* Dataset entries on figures

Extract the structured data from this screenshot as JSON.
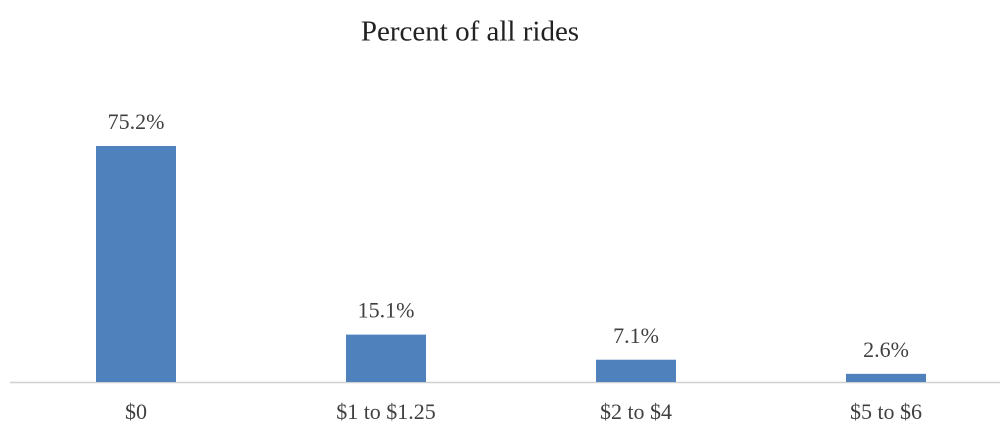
{
  "chart_data": {
    "type": "bar",
    "title": "Percent of all rides",
    "categories": [
      "$0",
      "$1 to $1.25",
      "$2 to $4",
      "$5 to $6"
    ],
    "values": [
      75.2,
      15.1,
      7.1,
      2.6
    ],
    "value_labels": [
      "75.2%",
      "15.1%",
      "7.1%",
      "2.6%"
    ],
    "color": "#4f81bd"
  }
}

* Exercise brief
Give the data above again in full and unchanged, skipping the pictures.

* Solution
Extract the structured data from this screenshot as JSON.
{
  "chart_data": {
    "type": "bar",
    "title": "Percent of all rides",
    "categories": [
      "$0",
      "$1 to $1.25",
      "$2 to $4",
      "$5 to $6"
    ],
    "values": [
      75.2,
      15.1,
      7.1,
      2.6
    ],
    "value_labels": [
      "75.2%",
      "15.1%",
      "7.1%",
      "2.6%"
    ],
    "color": "#4f81bd"
  }
}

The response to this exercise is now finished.